* Written exercise *
Of the lines in the records that follow, how many include the word "screenshot"? Answer with a bare number.

+ + + +

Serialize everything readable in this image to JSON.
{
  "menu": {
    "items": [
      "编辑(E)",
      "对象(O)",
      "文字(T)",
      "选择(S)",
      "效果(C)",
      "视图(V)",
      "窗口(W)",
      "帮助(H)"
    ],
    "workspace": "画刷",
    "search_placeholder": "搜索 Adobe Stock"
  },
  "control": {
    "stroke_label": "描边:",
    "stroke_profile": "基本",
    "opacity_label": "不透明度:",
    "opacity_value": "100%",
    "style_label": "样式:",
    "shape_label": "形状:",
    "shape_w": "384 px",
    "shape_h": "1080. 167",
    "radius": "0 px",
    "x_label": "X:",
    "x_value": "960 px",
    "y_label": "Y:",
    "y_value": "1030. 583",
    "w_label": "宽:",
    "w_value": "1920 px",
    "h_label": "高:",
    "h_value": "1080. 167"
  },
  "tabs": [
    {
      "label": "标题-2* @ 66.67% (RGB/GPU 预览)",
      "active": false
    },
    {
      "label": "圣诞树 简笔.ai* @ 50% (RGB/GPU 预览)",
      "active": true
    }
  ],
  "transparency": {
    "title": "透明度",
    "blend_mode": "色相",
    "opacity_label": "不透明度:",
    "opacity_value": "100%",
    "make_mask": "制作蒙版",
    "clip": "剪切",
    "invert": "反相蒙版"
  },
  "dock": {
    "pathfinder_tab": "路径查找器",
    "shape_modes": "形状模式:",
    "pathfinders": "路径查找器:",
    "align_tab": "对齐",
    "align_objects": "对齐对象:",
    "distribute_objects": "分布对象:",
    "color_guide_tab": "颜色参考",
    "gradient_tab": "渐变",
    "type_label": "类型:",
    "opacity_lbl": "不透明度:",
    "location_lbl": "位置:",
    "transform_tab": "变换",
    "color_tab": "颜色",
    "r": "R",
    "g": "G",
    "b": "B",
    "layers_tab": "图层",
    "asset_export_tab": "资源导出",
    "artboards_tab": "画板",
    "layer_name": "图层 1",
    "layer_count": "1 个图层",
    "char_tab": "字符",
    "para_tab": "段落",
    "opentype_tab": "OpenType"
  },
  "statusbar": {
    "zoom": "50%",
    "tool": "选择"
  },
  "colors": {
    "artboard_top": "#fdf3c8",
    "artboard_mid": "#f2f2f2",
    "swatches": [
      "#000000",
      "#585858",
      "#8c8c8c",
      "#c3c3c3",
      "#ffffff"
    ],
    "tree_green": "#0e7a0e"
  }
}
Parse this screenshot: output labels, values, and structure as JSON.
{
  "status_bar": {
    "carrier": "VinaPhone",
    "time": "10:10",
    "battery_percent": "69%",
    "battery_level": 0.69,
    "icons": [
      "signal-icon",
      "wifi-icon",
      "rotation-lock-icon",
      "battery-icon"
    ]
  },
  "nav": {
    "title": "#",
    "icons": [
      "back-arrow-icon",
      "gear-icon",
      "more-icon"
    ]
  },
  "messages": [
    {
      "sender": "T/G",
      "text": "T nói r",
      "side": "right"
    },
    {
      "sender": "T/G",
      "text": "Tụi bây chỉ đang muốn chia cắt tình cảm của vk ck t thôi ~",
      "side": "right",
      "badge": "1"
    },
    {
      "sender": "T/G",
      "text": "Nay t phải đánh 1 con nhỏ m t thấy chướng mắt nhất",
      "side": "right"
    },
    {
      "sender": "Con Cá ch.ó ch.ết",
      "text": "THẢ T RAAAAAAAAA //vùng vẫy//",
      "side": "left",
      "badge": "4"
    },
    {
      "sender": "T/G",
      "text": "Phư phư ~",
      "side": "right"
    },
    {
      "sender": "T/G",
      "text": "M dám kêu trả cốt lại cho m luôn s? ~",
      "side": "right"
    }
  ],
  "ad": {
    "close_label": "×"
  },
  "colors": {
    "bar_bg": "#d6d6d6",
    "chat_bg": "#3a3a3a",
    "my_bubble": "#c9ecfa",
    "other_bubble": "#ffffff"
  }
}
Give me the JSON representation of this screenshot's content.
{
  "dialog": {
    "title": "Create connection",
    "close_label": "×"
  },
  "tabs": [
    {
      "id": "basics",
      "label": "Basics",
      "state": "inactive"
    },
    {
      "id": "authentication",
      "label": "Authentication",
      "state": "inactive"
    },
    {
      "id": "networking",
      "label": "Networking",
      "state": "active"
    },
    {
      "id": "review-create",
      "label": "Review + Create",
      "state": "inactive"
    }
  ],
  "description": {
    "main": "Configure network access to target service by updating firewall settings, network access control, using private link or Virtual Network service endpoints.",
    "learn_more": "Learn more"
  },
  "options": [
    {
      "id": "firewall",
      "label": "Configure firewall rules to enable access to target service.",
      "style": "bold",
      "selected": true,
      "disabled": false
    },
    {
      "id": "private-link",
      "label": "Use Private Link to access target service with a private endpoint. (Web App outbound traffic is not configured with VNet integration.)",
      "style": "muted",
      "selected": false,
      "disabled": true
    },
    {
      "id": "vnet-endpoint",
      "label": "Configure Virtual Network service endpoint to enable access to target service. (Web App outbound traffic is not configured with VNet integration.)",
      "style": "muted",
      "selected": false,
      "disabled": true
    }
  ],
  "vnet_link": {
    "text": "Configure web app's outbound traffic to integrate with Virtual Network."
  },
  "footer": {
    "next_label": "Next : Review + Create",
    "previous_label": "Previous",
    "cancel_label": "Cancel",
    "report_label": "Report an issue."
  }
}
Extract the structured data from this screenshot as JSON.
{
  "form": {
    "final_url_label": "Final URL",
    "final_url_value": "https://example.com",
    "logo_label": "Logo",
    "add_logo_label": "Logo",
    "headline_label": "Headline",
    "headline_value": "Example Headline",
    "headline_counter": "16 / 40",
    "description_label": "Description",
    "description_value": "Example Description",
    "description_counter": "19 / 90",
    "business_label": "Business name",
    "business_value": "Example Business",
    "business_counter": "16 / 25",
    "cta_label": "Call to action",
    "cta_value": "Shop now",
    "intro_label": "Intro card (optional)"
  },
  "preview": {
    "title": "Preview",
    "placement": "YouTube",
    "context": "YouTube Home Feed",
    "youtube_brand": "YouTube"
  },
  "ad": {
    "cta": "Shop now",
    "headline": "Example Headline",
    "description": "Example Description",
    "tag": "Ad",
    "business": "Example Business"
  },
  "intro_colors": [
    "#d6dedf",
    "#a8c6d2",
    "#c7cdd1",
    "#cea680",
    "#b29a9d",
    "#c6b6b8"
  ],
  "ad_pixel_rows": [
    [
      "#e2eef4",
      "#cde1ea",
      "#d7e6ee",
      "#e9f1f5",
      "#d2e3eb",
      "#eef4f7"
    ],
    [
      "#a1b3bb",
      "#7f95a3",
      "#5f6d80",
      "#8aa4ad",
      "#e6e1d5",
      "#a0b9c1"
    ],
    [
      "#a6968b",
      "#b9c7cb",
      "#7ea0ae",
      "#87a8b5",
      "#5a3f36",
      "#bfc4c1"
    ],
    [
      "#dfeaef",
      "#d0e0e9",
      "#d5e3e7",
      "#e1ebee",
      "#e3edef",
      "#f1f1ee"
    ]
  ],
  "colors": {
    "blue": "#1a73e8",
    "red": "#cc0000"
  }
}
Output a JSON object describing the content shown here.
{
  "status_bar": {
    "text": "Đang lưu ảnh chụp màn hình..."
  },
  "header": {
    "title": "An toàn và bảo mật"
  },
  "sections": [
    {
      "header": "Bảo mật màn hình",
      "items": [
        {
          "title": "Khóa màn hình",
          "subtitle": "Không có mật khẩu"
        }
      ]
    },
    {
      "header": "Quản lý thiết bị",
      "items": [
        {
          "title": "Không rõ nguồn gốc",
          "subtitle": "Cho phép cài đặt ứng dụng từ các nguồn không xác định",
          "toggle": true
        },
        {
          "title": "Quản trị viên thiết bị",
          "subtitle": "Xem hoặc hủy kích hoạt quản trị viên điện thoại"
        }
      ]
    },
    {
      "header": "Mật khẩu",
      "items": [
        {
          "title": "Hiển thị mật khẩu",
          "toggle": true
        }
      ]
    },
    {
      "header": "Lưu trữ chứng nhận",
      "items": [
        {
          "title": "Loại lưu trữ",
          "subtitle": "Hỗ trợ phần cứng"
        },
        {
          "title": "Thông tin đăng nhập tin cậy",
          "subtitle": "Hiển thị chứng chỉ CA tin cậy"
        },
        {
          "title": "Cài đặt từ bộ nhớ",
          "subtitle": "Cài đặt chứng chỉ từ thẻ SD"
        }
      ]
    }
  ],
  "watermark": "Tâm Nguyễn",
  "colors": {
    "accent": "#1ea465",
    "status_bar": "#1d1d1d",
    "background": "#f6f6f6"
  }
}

+ + + +

* Worked solution *
3